_SET EXERCISE_. Keep only the lines that hold the string "Watts", filtering out the rest of the entries below.

Stored records:
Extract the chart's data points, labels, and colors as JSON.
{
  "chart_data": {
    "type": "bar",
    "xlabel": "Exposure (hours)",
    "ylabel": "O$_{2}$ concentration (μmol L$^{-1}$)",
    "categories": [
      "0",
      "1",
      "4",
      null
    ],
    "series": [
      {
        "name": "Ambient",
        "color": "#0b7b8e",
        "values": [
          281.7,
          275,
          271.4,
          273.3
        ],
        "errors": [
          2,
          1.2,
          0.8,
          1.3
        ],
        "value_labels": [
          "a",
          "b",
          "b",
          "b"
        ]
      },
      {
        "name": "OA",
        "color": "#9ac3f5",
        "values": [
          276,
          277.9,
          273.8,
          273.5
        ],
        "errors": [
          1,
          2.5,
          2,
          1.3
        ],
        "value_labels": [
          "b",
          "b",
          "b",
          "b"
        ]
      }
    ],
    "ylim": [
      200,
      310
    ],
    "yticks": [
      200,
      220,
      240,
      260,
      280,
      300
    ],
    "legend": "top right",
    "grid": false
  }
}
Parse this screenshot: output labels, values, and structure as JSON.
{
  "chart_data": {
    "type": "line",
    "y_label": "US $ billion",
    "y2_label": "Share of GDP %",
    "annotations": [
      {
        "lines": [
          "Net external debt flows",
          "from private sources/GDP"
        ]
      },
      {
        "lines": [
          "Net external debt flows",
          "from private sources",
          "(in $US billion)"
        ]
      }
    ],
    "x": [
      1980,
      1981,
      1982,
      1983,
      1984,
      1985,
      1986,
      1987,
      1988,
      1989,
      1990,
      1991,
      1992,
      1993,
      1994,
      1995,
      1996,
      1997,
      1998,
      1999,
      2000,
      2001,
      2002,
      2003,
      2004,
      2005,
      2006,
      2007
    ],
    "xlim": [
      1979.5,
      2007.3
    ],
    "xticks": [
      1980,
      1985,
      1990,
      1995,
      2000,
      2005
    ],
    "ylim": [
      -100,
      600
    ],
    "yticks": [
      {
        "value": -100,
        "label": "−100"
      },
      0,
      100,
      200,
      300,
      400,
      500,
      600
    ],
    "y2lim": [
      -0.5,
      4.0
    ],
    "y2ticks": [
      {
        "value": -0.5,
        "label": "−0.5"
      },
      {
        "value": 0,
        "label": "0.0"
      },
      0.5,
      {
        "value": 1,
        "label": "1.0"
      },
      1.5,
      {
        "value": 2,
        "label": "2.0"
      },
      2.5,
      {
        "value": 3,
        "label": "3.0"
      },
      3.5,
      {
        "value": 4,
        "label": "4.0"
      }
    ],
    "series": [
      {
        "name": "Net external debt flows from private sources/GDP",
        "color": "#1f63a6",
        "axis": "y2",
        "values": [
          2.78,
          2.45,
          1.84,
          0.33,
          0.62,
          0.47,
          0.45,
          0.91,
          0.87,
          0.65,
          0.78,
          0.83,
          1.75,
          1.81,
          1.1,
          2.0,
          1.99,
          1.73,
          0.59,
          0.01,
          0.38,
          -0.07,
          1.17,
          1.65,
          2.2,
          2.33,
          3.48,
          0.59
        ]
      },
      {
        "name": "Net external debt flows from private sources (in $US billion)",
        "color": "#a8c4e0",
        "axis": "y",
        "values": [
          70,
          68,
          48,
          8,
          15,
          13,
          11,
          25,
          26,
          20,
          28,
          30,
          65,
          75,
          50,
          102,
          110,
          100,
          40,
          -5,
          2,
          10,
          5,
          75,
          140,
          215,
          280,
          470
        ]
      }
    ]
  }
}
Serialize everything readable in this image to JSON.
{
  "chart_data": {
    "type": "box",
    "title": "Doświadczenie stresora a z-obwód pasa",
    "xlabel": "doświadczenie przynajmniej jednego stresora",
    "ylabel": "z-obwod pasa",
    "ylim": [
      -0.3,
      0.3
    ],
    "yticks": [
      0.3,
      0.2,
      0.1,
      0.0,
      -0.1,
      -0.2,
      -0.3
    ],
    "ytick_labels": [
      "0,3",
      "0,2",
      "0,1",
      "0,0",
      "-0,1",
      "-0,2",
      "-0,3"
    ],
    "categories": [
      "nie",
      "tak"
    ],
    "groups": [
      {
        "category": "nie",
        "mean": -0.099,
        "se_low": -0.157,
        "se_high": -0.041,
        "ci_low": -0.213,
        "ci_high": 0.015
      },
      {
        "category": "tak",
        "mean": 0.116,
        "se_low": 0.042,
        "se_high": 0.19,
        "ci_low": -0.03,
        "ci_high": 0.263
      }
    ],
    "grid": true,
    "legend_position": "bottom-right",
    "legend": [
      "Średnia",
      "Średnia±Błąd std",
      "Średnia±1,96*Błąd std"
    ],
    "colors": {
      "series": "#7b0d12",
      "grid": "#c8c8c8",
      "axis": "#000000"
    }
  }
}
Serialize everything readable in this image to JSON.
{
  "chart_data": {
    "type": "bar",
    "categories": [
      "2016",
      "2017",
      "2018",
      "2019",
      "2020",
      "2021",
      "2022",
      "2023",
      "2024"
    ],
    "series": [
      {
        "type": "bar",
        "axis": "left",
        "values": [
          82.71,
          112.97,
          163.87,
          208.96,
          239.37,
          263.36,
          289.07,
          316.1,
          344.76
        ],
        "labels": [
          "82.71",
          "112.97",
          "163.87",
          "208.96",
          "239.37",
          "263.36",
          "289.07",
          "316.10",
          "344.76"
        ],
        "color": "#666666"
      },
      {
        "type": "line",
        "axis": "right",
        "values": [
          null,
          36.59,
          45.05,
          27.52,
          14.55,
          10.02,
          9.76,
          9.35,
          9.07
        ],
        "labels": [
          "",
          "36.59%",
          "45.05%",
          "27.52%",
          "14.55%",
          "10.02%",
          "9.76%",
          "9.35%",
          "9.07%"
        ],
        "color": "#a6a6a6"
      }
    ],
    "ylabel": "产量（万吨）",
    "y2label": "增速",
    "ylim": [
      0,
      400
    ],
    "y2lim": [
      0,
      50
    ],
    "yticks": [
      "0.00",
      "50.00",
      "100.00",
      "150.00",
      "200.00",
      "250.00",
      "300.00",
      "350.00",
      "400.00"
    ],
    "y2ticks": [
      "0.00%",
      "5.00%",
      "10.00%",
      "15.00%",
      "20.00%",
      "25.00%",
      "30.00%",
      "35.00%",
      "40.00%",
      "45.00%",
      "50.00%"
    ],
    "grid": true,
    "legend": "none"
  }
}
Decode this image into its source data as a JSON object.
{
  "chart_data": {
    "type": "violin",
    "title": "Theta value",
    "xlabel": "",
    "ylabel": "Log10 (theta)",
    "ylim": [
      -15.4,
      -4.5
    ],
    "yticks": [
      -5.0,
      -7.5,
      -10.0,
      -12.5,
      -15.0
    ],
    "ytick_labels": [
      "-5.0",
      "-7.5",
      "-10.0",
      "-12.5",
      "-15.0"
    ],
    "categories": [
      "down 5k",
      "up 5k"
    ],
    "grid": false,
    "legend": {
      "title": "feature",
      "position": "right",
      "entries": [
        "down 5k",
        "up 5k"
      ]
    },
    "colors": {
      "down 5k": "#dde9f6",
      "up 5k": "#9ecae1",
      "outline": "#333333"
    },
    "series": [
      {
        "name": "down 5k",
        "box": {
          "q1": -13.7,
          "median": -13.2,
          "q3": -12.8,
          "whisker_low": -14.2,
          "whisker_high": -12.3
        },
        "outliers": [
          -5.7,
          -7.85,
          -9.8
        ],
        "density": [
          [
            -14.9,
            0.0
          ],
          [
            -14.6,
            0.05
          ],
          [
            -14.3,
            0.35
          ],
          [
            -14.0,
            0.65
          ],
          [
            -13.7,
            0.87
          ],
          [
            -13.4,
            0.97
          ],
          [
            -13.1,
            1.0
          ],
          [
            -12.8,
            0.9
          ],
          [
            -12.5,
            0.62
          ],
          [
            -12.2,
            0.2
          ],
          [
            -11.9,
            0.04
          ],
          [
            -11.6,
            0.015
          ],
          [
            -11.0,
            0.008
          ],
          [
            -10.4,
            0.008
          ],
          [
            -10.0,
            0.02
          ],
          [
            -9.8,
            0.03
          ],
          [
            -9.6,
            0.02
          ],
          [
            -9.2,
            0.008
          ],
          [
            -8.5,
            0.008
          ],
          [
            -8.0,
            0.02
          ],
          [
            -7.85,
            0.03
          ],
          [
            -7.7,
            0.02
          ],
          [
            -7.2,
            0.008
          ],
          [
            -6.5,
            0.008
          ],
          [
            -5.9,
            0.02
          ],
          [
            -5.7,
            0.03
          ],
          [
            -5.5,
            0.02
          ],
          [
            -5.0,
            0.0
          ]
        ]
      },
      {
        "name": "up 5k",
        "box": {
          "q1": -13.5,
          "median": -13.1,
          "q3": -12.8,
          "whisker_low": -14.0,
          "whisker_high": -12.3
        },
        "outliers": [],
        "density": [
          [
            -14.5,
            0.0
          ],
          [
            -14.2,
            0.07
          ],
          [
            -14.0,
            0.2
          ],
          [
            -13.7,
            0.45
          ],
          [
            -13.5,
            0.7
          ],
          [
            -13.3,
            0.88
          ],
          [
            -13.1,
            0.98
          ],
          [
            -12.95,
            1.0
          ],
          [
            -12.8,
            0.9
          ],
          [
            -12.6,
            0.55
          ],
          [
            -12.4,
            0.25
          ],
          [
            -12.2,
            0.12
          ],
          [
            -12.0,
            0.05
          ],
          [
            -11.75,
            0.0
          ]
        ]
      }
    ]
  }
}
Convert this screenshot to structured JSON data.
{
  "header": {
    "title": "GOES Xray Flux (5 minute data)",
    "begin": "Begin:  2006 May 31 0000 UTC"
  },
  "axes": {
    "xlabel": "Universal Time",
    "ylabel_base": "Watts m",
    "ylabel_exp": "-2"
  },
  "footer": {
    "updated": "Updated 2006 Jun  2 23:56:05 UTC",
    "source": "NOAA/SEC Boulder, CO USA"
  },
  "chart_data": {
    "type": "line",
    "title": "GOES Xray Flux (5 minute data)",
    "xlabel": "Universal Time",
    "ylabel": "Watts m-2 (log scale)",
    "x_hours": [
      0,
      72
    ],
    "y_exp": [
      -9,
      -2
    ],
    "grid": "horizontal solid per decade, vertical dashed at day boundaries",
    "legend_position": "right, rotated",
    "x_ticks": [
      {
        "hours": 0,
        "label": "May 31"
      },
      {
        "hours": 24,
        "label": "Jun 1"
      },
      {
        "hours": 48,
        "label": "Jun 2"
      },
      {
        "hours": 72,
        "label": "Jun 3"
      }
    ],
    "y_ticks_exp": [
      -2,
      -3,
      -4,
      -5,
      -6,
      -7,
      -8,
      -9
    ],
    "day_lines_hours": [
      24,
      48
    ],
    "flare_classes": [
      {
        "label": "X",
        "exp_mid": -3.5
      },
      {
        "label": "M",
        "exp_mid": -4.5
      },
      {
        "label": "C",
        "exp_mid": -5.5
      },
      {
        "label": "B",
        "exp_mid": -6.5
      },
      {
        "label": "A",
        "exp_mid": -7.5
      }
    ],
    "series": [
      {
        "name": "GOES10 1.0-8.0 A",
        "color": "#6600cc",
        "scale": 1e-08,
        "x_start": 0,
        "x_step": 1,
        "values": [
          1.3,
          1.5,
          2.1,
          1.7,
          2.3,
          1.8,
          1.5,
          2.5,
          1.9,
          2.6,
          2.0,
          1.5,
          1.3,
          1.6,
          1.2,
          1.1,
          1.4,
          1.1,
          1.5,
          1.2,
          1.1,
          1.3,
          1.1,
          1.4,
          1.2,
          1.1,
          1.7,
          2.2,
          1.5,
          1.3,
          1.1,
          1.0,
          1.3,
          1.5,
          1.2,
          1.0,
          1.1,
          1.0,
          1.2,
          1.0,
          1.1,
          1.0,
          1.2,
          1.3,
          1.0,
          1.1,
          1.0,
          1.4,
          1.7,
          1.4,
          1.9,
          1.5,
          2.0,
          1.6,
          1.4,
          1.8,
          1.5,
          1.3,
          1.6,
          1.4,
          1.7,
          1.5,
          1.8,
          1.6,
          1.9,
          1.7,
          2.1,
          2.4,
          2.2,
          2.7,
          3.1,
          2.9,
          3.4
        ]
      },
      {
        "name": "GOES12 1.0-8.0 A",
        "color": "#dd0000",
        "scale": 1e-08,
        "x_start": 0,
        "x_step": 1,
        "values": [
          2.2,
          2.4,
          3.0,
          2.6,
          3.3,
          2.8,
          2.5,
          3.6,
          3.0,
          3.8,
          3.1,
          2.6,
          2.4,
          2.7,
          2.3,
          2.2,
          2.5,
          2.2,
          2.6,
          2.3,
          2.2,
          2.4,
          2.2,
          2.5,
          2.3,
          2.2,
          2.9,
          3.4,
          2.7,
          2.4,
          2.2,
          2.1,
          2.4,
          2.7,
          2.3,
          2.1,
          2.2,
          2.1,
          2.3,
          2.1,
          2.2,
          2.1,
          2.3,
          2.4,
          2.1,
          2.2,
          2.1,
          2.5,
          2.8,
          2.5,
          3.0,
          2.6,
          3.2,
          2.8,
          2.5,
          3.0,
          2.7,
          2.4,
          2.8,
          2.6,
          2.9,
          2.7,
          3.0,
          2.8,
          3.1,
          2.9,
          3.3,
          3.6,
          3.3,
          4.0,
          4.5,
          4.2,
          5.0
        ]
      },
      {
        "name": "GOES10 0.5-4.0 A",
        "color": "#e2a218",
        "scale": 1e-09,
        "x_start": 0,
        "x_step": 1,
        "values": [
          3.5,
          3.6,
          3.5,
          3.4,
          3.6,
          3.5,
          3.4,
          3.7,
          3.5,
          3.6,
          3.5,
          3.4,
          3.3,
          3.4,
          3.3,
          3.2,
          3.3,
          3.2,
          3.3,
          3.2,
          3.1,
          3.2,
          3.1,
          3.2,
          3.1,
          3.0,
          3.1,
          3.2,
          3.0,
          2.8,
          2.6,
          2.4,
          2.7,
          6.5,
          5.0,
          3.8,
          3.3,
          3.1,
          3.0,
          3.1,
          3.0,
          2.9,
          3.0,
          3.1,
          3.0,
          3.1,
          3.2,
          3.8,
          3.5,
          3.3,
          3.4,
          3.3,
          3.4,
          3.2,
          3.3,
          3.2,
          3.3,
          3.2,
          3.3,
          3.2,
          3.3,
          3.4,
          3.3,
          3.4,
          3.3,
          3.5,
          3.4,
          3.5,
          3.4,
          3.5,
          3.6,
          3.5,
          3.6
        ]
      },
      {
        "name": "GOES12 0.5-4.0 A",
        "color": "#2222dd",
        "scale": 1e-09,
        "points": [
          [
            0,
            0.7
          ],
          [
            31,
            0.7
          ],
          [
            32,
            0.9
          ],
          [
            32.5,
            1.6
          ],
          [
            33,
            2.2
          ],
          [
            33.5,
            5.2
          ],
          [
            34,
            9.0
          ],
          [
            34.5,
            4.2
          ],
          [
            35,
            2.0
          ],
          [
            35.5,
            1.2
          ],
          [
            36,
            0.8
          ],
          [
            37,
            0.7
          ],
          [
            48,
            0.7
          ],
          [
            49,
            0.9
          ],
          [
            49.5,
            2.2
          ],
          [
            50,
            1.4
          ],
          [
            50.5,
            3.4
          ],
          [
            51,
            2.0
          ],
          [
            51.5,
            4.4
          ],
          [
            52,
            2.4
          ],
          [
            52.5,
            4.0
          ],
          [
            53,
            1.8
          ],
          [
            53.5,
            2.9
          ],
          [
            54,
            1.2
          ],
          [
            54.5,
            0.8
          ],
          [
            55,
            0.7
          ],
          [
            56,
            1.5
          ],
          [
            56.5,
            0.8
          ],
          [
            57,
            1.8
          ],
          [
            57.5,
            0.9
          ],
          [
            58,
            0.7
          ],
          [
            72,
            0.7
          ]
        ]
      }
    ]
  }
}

_OUTPUT_.
    "ylabel_base": "Watts m",
    "ylabel": "Watts m-2 (log scale)",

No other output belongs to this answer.